Recorded data
════
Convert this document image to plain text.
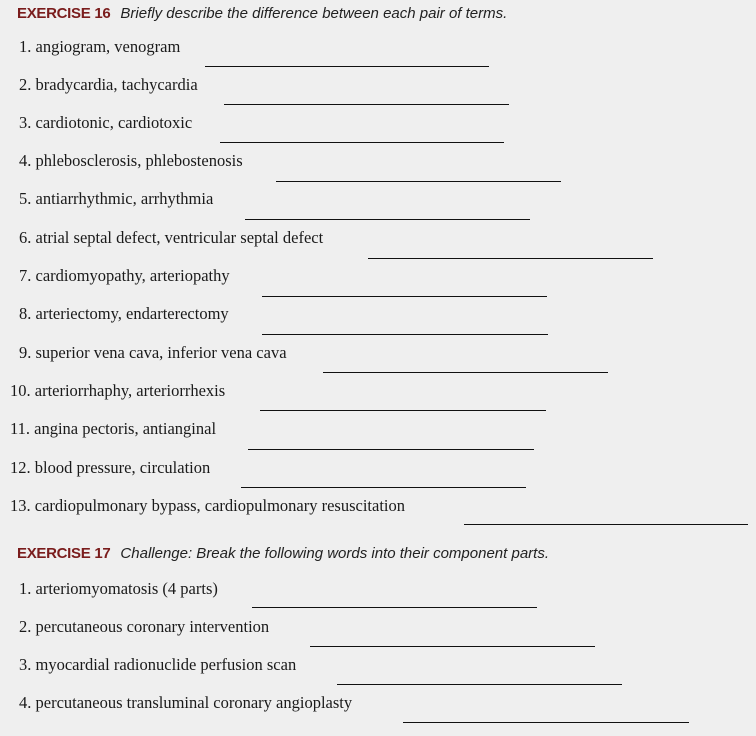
EXERCISE 16 Briefly describe the difference between each pair of terms.
1. angiogram, venogram
2. bradycardia, tachycardia
3. cardiotonic, cardiotoxic
4. phlebosclerosis, phlebostenosis
5. antiarrhythmic, arrhythmia
6. atrial septal defect, ventricular septal defect
7. cardiomyopathy, arteriopathy
8. arteriectomy, endarterectomy
9. superior vena cava, inferior vena cava
10. arteriorrhaphy, arteriorrhexis
11. angina pectoris, antianginal
12. blood pressure, circulation
13. cardiopulmonary bypass, cardiopulmonary resuscitation
EXERCISE 17 Challenge: Break the following words into their component parts.
1. arteriomyomatosis (4 parts)
2. percutaneous coronary intervention
3. myocardial radionuclide perfusion scan
4. percutaneous transluminal coronary angioplasty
════
### Request:
Copy all lines of the listing above that contain the string "percutaneous".

### Solution for this problem:
2. percutaneous coronary intervention
4. percutaneous transluminal coronary angioplasty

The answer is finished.